:: Problem requirements ::
From the listing below, extract every line containing "чисел".

:: Exercise data ::

····················

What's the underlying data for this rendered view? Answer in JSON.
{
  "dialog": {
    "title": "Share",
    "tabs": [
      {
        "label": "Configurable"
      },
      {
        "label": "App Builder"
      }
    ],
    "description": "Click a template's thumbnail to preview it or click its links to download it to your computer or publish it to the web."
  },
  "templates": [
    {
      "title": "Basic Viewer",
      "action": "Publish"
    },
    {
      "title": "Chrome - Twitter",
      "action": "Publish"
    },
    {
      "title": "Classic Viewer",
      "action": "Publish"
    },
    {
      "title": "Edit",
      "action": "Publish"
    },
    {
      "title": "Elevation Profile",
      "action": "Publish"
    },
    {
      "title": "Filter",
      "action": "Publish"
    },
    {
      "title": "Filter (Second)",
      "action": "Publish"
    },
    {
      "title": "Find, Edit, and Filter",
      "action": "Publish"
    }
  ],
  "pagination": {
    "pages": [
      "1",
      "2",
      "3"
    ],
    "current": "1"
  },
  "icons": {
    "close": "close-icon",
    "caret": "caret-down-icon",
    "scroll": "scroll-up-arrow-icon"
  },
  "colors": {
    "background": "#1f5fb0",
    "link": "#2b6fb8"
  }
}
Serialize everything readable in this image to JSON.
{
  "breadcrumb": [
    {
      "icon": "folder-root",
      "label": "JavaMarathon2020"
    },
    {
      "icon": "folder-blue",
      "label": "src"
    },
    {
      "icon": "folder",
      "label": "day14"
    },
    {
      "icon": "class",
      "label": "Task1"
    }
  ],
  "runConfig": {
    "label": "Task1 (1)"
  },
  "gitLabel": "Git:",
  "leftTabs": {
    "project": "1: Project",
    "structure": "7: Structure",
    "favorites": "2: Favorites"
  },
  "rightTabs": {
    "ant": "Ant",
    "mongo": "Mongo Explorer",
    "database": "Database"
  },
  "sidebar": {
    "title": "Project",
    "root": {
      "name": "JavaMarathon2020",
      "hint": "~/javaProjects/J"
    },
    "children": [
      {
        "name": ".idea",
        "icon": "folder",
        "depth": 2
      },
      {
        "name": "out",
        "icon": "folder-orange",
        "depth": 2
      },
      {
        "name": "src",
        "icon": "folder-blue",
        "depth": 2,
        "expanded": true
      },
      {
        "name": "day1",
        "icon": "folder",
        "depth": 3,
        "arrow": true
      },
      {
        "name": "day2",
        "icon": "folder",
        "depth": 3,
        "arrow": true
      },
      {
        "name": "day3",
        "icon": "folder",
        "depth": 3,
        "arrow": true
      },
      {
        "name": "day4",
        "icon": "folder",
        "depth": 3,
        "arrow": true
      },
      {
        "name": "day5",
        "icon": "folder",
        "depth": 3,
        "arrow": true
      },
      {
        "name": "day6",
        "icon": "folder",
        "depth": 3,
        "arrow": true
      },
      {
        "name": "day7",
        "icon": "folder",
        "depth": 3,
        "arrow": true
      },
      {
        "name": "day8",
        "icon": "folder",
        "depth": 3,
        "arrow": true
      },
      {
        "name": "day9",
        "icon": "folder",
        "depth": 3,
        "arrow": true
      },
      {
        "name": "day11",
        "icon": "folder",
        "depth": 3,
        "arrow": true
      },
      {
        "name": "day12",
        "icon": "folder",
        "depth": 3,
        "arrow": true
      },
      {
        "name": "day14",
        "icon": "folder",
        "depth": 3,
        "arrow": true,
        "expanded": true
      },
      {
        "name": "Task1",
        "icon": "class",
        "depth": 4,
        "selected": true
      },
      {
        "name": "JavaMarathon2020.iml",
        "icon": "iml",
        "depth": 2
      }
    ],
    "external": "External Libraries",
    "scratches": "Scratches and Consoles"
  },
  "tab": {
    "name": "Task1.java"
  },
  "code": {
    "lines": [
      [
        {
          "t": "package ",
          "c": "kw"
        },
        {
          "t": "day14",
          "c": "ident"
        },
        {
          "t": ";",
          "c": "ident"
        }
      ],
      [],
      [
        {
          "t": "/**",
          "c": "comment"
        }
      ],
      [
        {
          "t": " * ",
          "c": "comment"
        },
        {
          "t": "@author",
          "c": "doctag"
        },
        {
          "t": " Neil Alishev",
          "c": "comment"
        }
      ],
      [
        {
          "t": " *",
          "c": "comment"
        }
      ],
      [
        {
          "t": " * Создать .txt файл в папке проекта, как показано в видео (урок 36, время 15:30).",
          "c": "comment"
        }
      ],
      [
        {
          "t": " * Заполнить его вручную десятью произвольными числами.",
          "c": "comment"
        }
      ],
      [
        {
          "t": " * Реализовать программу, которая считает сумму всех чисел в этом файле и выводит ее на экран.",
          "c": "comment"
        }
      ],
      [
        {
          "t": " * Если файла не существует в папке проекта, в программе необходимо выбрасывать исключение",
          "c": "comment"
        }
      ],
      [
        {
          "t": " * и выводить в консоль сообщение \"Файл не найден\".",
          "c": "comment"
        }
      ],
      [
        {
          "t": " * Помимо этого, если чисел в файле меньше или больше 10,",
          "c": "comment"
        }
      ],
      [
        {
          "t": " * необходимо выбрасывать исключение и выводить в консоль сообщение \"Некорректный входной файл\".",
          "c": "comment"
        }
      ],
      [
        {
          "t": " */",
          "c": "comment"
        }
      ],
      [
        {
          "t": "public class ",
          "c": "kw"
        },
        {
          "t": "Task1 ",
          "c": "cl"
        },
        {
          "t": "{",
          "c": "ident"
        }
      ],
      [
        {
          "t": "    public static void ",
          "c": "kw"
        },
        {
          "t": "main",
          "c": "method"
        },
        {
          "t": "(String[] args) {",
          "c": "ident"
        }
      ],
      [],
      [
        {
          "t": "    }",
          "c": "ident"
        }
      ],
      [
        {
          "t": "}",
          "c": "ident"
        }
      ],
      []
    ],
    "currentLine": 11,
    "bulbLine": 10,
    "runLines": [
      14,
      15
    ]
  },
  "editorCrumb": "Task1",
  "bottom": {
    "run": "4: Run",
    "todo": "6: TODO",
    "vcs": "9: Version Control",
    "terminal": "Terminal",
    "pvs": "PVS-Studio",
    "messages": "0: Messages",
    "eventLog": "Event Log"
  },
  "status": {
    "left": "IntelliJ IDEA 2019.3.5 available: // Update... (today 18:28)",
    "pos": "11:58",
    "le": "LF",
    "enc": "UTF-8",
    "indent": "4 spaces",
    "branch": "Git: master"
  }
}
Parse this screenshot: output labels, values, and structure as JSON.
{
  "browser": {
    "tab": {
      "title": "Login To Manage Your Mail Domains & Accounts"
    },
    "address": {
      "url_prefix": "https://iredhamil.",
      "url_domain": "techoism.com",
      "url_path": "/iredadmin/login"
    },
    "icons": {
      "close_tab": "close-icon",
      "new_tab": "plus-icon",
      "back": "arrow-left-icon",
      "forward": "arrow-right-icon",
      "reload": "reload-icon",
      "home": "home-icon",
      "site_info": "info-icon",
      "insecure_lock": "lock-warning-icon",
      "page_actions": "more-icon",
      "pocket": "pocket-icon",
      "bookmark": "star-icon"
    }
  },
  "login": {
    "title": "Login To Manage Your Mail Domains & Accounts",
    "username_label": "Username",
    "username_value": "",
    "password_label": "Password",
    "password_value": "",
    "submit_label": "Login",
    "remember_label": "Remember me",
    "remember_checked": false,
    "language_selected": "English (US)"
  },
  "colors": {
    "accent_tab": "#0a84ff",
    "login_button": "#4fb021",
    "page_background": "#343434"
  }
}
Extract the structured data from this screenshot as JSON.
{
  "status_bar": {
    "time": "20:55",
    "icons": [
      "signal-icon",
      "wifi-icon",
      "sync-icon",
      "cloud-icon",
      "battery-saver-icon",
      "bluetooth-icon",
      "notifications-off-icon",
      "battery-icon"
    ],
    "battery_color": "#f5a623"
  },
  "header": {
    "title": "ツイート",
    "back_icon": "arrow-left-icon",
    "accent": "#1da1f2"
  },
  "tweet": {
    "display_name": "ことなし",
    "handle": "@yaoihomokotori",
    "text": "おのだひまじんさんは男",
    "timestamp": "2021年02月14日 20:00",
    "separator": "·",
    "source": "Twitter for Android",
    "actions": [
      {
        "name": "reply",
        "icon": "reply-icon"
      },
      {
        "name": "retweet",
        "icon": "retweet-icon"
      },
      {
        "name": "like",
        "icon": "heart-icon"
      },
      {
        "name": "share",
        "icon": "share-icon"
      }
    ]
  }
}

····················

:: Finished task ::
          "t": " * Реализовать программу, которая считает сумму всех чисел в этом файле и выводит ее на экран.",
          "t": " * Помимо этого, если чисел в файле меньше или больше 10,",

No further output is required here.